PROBLEM DESCRIPTION >> Transcribe each line of the records below exactly, excluding any embedded images.

--- EXERCISE INPUTS ---

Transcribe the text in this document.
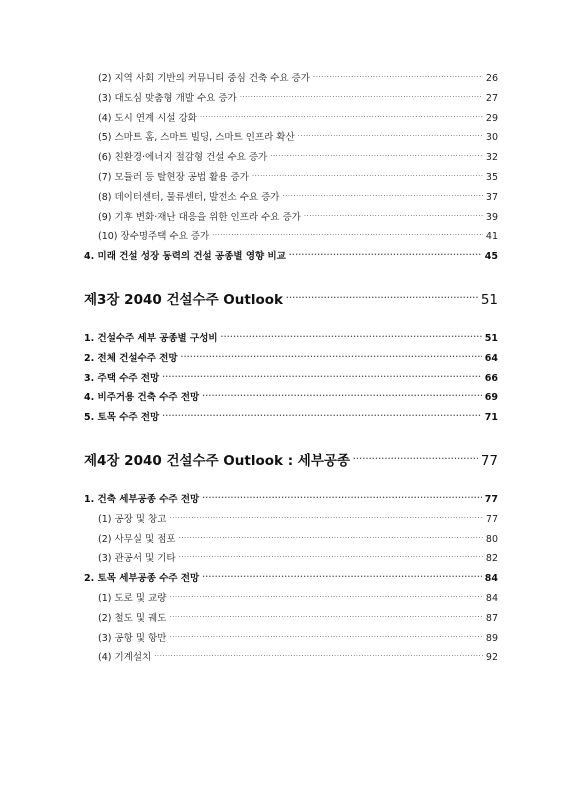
(2) 지역 사회 기반의 커뮤니티 중심 건축 수요 증가 ·····	26
(3) 대도심 맞춤형 개발 수요 증가 ·····	27
(4) 도시 연계 시설 강화 ·····	29
(5) 스마트 홈, 스마트 빌딩, 스마트 인프라 확산 ·····	30
(6) 친환경·에너지 절감형 건설 수요 증가 ·····	32
(7) 모듈러 등 탈현장 공법 활용 증가 ·····	35
(8) 데이터센터, 물류센터, 발전소 수요 증가 ·····	37
(9) 기후 변화·재난 대응을 위한 인프라 수요 증가 ·····	39
(10) 장수명주택 수요 증가 ·····	41
4. 미래 건설 성장 동력의 건설 공종별 영향 비교 ·····	45
제3장 2040 건설수주 Outlook ·····	51
1. 건설수주 세부 공종별 구성비 ·····	51
2. 전체 건설수주 전망 ·····	64
3. 주택 수주 전망 ·····	66
4. 비주거용 건축 수주 전망 ·····	69
5. 토목 수주 전망 ·····	71
제4장 2040 건설수주 Outlook : 세부공종 ·····	77
1. 건축 세부공종 수주 전망 ·····	77
(1) 공장 및 창고 ·····	77
(2) 사무실 및 점포 ·····	80
(3) 관공서 및 기타 ·····	82
2. 토목 세부공종 수주 전망 ·····	84
(1) 도로 및 교량 ·····	84
(2) 철도 및 궤도 ·····	87
(3) 공항 및 항만 ·····	89
(4) 기계설치 ·····	92
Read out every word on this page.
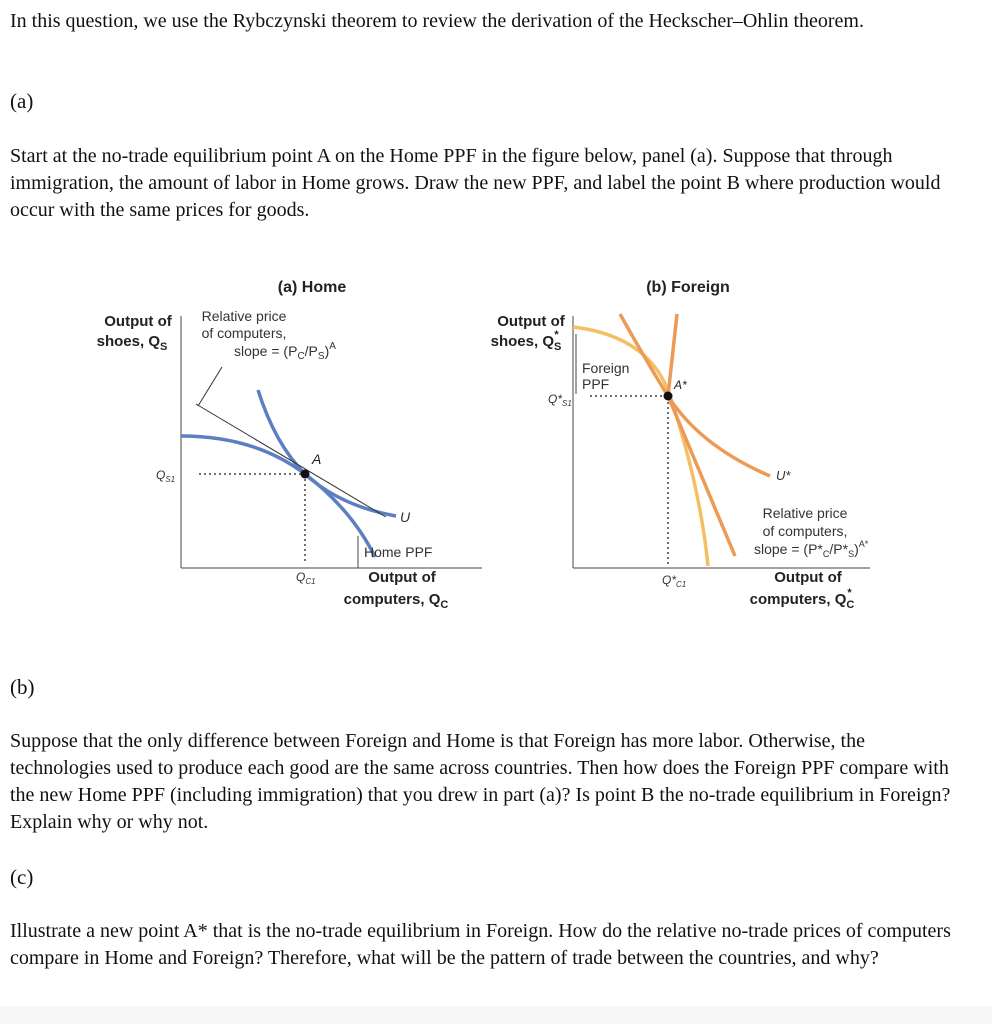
In this question, we use the Rybczynski theorem to review the derivation of the Heckscher–Ohlin theorem.
(a)
Start at the no-trade equilibrium point A on the Home PPF in the figure below, panel (a). Suppose that through immigration, the amount of labor in Home grows. Draw the new PPF, and label the point B where production would occur with the same prices for goods.
(a) Home
Output of
shoes, $Q_S$
Relative price
of computers,
slope = $(P_C/P_S)^A$
A
$Q_{S1}$
$Q_{C1}$
U
Home PPF
Output of
computers, $Q_C$
(b) Foreign
Output of
shoes, $Q_S*$
A*
Foreign
PPF
$Q*_{S1}$
$Q*_{C1}$
U*
Relative price
of computers,
slope = $(P*_C/P*_S)^{A*}$
Output of
computers, $Q_C*$
(b)
Suppose that the only difference between Foreign and Home is that Foreign has more labor. Otherwise, the technologies used to produce each good are the same across countries. Then how does the Foreign PPF compare with the new Home PPF (including immigration) that you drew in part (a)? Is point B the no-trade equilibrium in Foreign? Explain why or why not.
(c)
Illustrate a new point A* that is the no-trade equilibrium in Foreign. How do the relative no-trade prices of computers compare in Home and Foreign? Therefore, what will be the pattern of trade between the countries, and why?
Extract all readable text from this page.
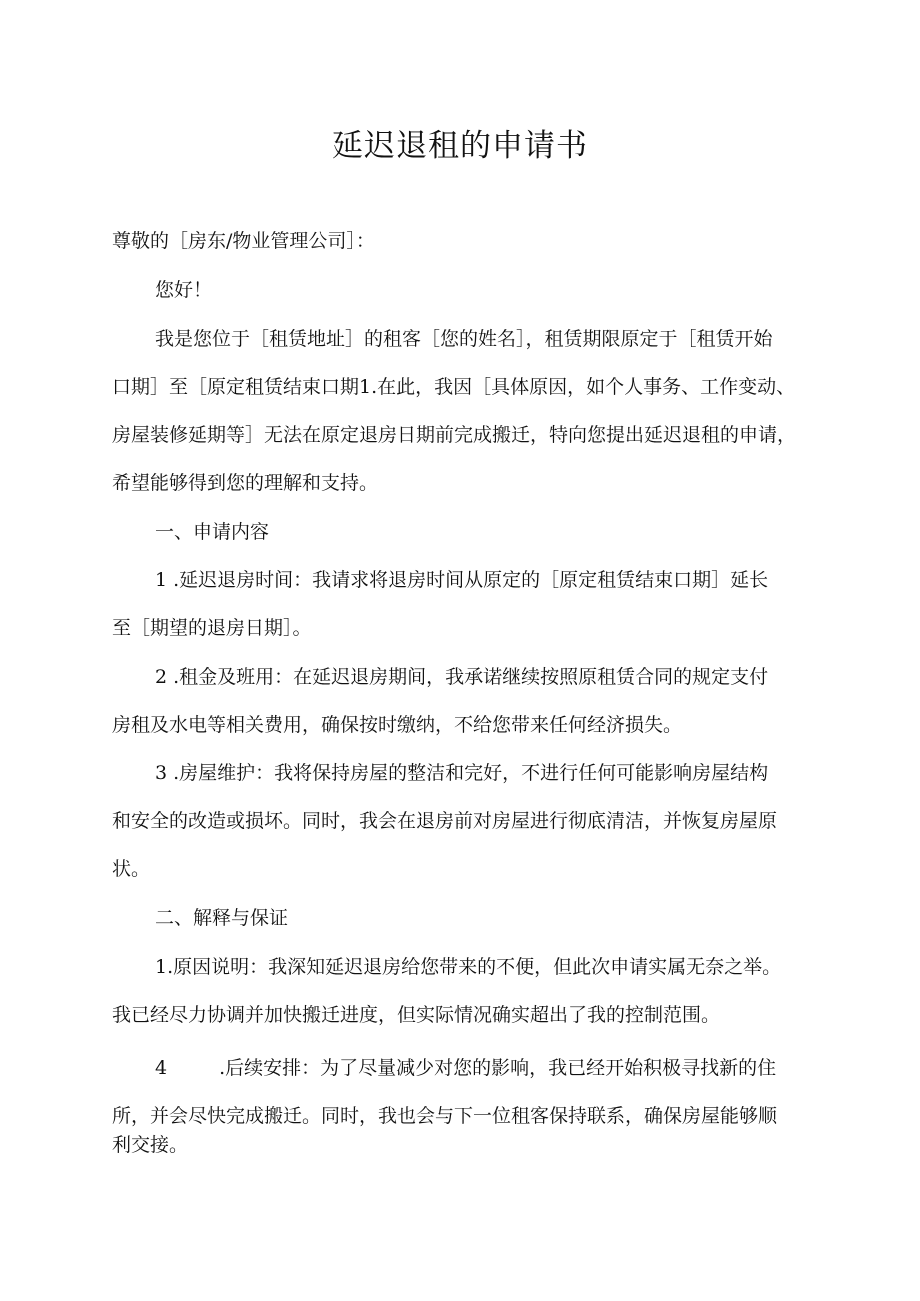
延迟退租的申请书

尊敬的［房东/物业管理公司］：

您好！

我是您位于［租赁地址］的租客［您的姓名］，租赁期限原定于［租赁开始

口期］至［原定租赁结束口期1.在此，我因［具体原因，如个人事务、工作变动、

房屋装修延期等］无法在原定退房日期前完成搬迁，特向您提出延迟退租的申请，

希望能够得到您的理解和支持。

一、申请内容

1 .延迟退房时间：我请求将退房时间从原定的［原定租赁结束口期］延长

至［期望的退房日期］。

2 .租金及班用：在延迟退房期间，我承诺继续按照原租赁合同的规定支付

房租及水电等相关费用，确保按时缴纳，不给您带来任何经济损失。

3 .房屋维护：我将保持房屋的整洁和完好，不进行任何可能影响房屋结构

和安全的改造或损坏。同时，我会在退房前对房屋进行彻底清洁，并恢复房屋原

状。

二、解释与保证

1.原因说明：我深知延迟退房给您带来的不便，但此次申请实属无奈之举。

我已经尽力协调并加快搬迁进度，但实际情况确实超出了我的控制范围。

4	.后续安排：为了尽量减少对您的影响，我已经开始积极寻找新的住

所，并会尽快完成搬迁。同时，我也会与下一位租客保持联系，确保房屋能够顺

利交接。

---

RESPONSE TO THE EXERCISE >>
Transcribe the text in this document.
(2) 지역 사회 기반의 커뮤니티 중심 건축 수요 증가 ·····	26
(3) 대도심 맞춤형 개발 수요 증가 ·····	27
(4) 도시 연계 시설 강화 ·····	29
(5) 스마트 홈, 스마트 빌딩, 스마트 인프라 확산 ·····	30
(6) 친환경·에너지 절감형 건설 수요 증가 ·····	32
(7) 모듈러 등 탈현장 공법 활용 증가 ·····	35
(8) 데이터센터, 물류센터, 발전소 수요 증가 ·····	37
(9) 기후 변화·재난 대응을 위한 인프라 수요 증가 ·····	39
(10) 장수명주택 수요 증가 ·····	41
4. 미래 건설 성장 동력의 건설 공종별 영향 비교 ·····	45
제3장 2040 건설수주 Outlook ·····	51
1. 건설수주 세부 공종별 구성비 ·····	51
2. 전체 건설수주 전망 ·····	64
3. 주택 수주 전망 ·····	66
4. 비주거용 건축 수주 전망 ·····	69
5. 토목 수주 전망 ·····	71
제4장 2040 건설수주 Outlook : 세부공종 ·····	77
1. 건축 세부공종 수주 전망 ·····	77
(1) 공장 및 창고 ·····	77
(2) 사무실 및 점포 ·····	80
(3) 관공서 및 기타 ·····	82
2. 토목 세부공종 수주 전망 ·····	84
(1) 도로 및 교량 ·····	84
(2) 철도 및 궤도 ·····	87
(3) 공항 및 항만 ·····	89
(4) 기계설치 ·····	92
Read out every word on this page.
In this question, we use the Rybczynski theorem to review the derivation of the Heckscher–Ohlin theorem.
(a)
Start at the no-trade equilibrium point A on the Home PPF in the figure below, panel (a). Suppose that through immigration, the amount of labor in Home grows. Draw the new PPF, and label the point B where production would occur with the same prices for goods.
(a) Home
Output of
shoes, $Q_S$
Relative price
of computers,
slope = $(P_C/P_S)^A$
A
$Q_{S1}$
$Q_{C1}$
U
Home PPF
Output of
computers, $Q_C$
(b) Foreign
Output of
shoes, $Q_S*$
A*
Foreign
PPF
$Q*_{S1}$
$Q*_{C1}$
U*
Relative price
of computers,
slope = $(P*_C/P*_S)^{A*}$
Output of
computers, $Q_C*$
(b)
Suppose that the only difference between Foreign and Home is that Foreign has more labor. Otherwise, the technologies used to produce each good are the same across countries. Then how does the Foreign PPF compare with the new Home PPF (including immigration) that you drew in part (a)? Is point B the no-trade equilibrium in Foreign? Explain why or why not.
(c)
Illustrate a new point A* that is the no-trade equilibrium in Foreign. How do the relative no-trade prices of computers compare in Home and Foreign? Therefore, what will be the pattern of trade between the countries, and why?
Extract all readable text from this page.
延迟退租的申请书

尊敬的［房东/物业管理公司］：

您好！

我是您位于［租赁地址］的租客［您的姓名］，租赁期限原定于［租赁开始

口期］至［原定租赁结束口期1.在此，我因［具体原因，如个人事务、工作变动、

房屋装修延期等］无法在原定退房日期前完成搬迁，特向您提出延迟退租的申请，

希望能够得到您的理解和支持。

一、申请内容

1 .延迟退房时间：我请求将退房时间从原定的［原定租赁结束口期］延长

至［期望的退房日期］。

2 .租金及班用：在延迟退房期间，我承诺继续按照原租赁合同的规定支付

房租及水电等相关费用，确保按时缴纳，不给您带来任何经济损失。

3 .房屋维护：我将保持房屋的整洁和完好，不进行任何可能影响房屋结构

和安全的改造或损坏。同时，我会在退房前对房屋进行彻底清洁，并恢复房屋原

状。

二、解释与保证

1.原因说明：我深知延迟退房给您带来的不便，但此次申请实属无奈之举。

我已经尽力协调并加快搬迁进度，但实际情况确实超出了我的控制范围。

4	.后续安排：为了尽量减少对您的影响，我已经开始积极寻找新的住

所，并会尽快完成搬迁。同时，我也会与下一位租客保持联系，确保房屋能够顺

利交接。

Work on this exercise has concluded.